**EXERCISE**
Locate all lines with the word "text" and copy them out.

** start **

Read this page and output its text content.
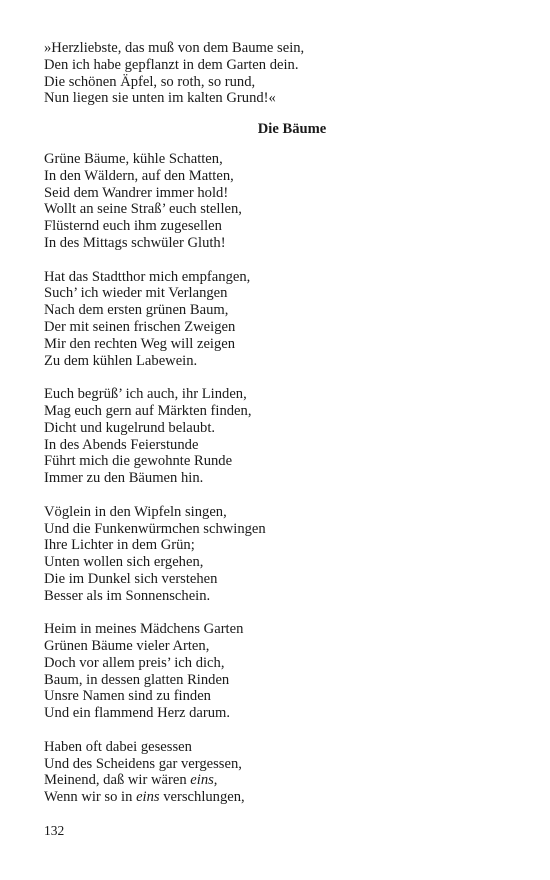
»Herzliebste, das muß von dem Baume sein,
Den ich habe gepflanzt in dem Garten dein.
Die schönen Äpfel, so roth, so rund,
Nun liegen sie unten im kalten Grund!«
Die Bäume
Grüne Bäume, kühle Schatten,
In den Wäldern, auf den Matten,
Seid dem Wandrer immer hold!
Wollt an seine Straß’ euch stellen,
Flüsternd euch ihm zugesellen
In des Mittags schwüler Gluth!
Hat das Stadtthor mich empfangen,
Such’ ich wieder mit Verlangen
Nach dem ersten grünen Baum,
Der mit seinen frischen Zweigen
Mir den rechten Weg will zeigen
Zu dem kühlen Labewein.
Euch begrüß’ ich auch, ihr Linden,
Mag euch gern auf Märkten finden,
Dicht und kugelrund belaubt.
In des Abends Feierstunde
Führt mich die gewohnte Runde
Immer zu den Bäumen hin.
Vöglein in den Wipfeln singen,
Und die Funkenwürmchen schwingen
Ihre Lichter in dem Grün;
Unten wollen sich ergehen,
Die im Dunkel sich verstehen
Besser als im Sonnenschein.
Heim in meines Mädchens Garten
Grünen Bäume vieler Arten,
Doch vor allem preis’ ich dich,
Baum, in dessen glatten Rinden
Unsre Namen sind zu finden
Und ein flammend Herz darum.
Haben oft dabei gesessen
Und des Scheidens gar vergessen,
Meinend, daß wir wären eins,
Wenn wir so in eins verschlungen,
132
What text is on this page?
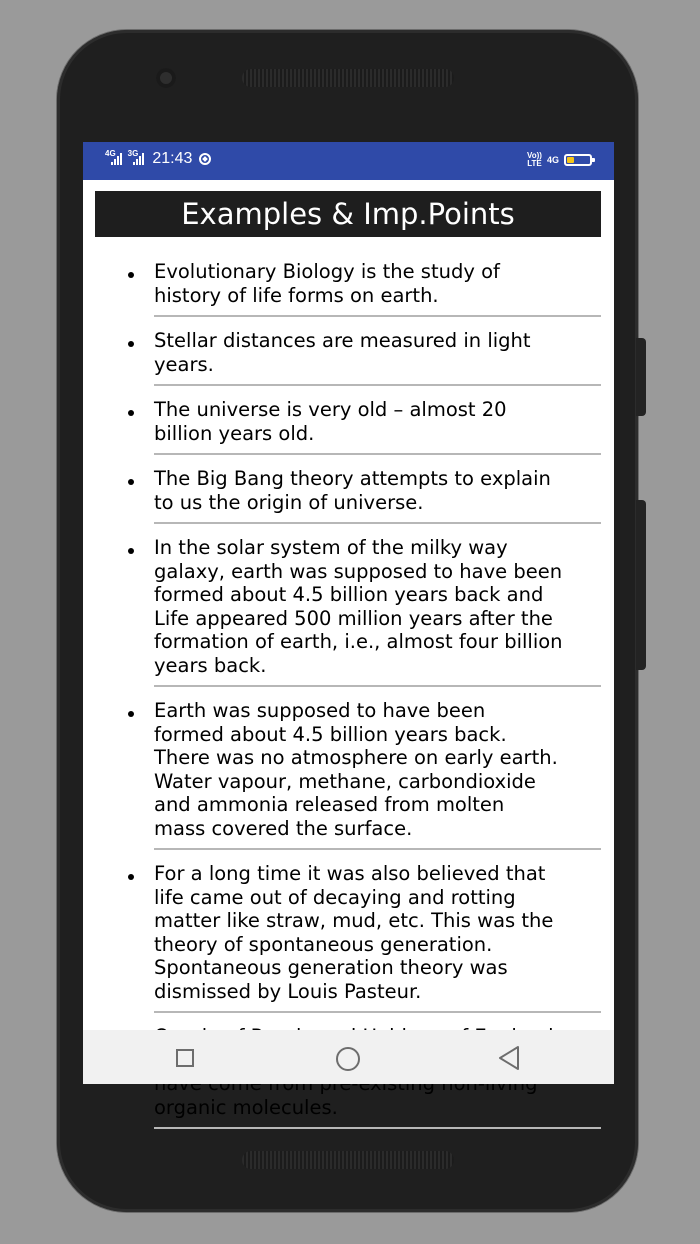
4G 3G 21:43	Vo))
LTE 4G
Examples & Imp.Points
Evolutionary Biology is the study of
history of life forms on earth.
Stellar distances are measured in light
years.
The universe is very old – almost 20
billion years old.
The Big Bang theory attempts to explain
to us the origin of universe.
In the solar system of the milky way
galaxy, earth was supposed to have been
formed about 4.5 billion years back and
Life appeared 500 million years after the
formation of earth, i.e., almost four billion
years back.
Earth was supposed to have been
formed about 4.5 billion years back.
There was no atmosphere on early earth.
Water vapour, methane, carbondioxide
and ammonia released from molten
mass covered the surface.
For a long time it was also believed that
life came out of decaying and rotting
matter like straw, mud, etc. This was the
theory of spontaneous generation.
Spontaneous generation theory was
dismissed by Louis Pasteur.

organic molecules.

** end **

**EXPECTED ANSWER**
Read this page and output its text content.
What text is on this page?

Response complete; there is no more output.